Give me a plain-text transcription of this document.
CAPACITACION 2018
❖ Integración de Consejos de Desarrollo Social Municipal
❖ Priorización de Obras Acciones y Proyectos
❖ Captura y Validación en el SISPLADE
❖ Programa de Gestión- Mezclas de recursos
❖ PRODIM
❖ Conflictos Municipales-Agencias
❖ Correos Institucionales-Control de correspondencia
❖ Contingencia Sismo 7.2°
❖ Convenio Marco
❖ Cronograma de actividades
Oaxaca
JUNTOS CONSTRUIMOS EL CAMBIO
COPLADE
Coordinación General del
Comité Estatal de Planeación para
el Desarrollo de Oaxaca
---
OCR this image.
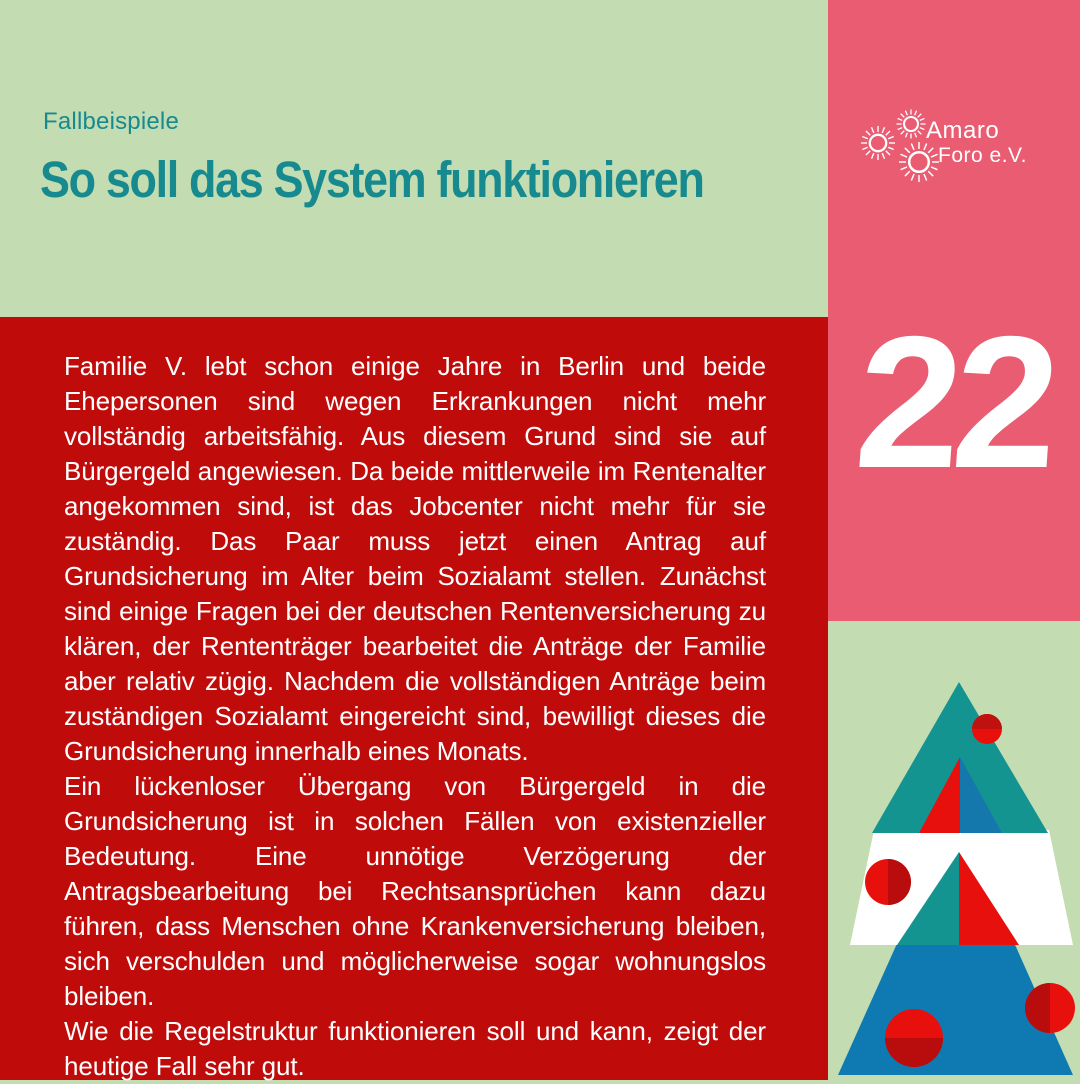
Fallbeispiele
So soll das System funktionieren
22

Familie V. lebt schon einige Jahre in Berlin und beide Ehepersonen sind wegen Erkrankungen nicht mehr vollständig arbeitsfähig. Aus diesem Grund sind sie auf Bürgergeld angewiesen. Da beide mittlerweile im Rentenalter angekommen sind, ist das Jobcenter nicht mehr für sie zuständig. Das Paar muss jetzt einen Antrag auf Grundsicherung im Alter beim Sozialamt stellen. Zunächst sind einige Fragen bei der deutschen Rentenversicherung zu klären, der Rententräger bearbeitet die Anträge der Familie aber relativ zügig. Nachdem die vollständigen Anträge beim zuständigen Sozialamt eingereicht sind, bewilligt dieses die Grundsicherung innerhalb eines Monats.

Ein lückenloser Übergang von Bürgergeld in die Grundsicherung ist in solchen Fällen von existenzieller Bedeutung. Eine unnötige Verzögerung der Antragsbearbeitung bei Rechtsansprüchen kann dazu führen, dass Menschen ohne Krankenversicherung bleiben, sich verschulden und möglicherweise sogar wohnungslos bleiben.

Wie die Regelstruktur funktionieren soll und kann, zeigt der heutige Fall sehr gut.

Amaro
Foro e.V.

__Goal__.
Copy out every line where the word "Desarrollo" occurs.

__Exercise output__.
❖ Integración de Consejos de Desarrollo Social Municipal
el Desarrollo de Oaxaca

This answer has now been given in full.